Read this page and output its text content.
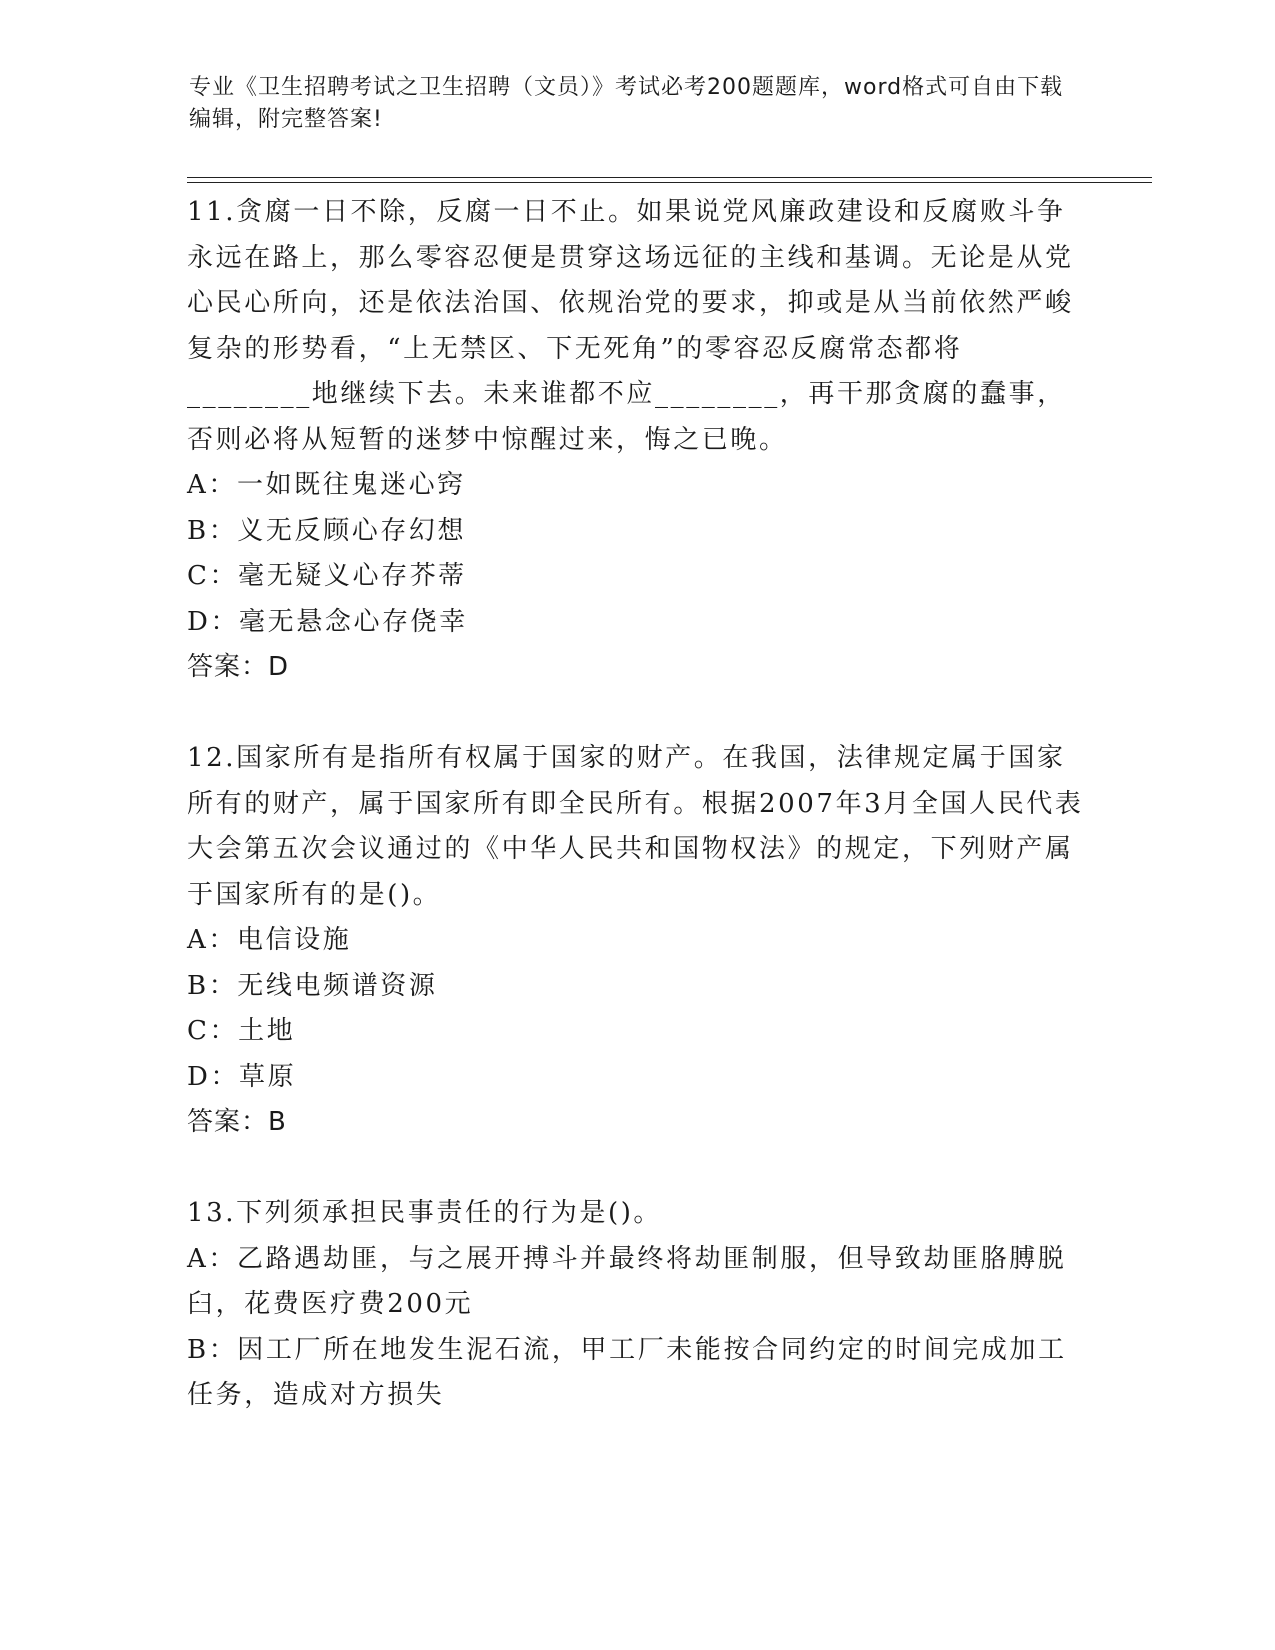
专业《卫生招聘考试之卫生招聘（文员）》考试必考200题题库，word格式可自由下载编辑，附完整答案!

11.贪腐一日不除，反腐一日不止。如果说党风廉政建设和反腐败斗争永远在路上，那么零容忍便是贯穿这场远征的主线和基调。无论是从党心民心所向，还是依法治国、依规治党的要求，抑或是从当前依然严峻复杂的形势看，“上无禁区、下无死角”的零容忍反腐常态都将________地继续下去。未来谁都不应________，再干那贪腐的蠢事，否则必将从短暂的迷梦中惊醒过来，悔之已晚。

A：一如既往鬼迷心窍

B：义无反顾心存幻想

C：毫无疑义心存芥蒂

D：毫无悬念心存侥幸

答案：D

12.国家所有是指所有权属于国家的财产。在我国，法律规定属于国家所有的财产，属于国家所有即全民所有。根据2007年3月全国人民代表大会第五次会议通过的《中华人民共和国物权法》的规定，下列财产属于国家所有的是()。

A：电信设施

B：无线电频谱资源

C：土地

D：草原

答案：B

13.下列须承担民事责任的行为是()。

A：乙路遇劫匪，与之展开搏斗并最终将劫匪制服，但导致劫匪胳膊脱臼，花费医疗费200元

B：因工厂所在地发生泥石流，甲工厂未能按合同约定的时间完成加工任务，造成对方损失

Do this
Every entry above is to be set down exactly; the pictures are to be left out.

Completed exercise
Read this page and output its text content.
专业《卫生招聘考试之卫生招聘（文员）》考试必考200题题库，word格式可自由下载编辑，附完整答案!

11.贪腐一日不除，反腐一日不止。如果说党风廉政建设和反腐败斗争永远在路上，那么零容忍便是贯穿这场远征的主线和基调。无论是从党心民心所向，还是依法治国、依规治党的要求，抑或是从当前依然严峻复杂的形势看，“上无禁区、下无死角”的零容忍反腐常态都将________地继续下去。未来谁都不应________，再干那贪腐的蠢事，否则必将从短暂的迷梦中惊醒过来，悔之已晚。

A：一如既往鬼迷心窍

B：义无反顾心存幻想

C：毫无疑义心存芥蒂

D：毫无悬念心存侥幸

答案：D

12.国家所有是指所有权属于国家的财产。在我国，法律规定属于国家所有的财产，属于国家所有即全民所有。根据2007年3月全国人民代表大会第五次会议通过的《中华人民共和国物权法》的规定，下列财产属于国家所有的是()。

A：电信设施

B：无线电频谱资源

C：土地

D：草原

答案：B

13.下列须承担民事责任的行为是()。

A：乙路遇劫匪，与之展开搏斗并最终将劫匪制服，但导致劫匪胳膊脱臼，花费医疗费200元

B：因工厂所在地发生泥石流，甲工厂未能按合同约定的时间完成加工任务，造成对方损失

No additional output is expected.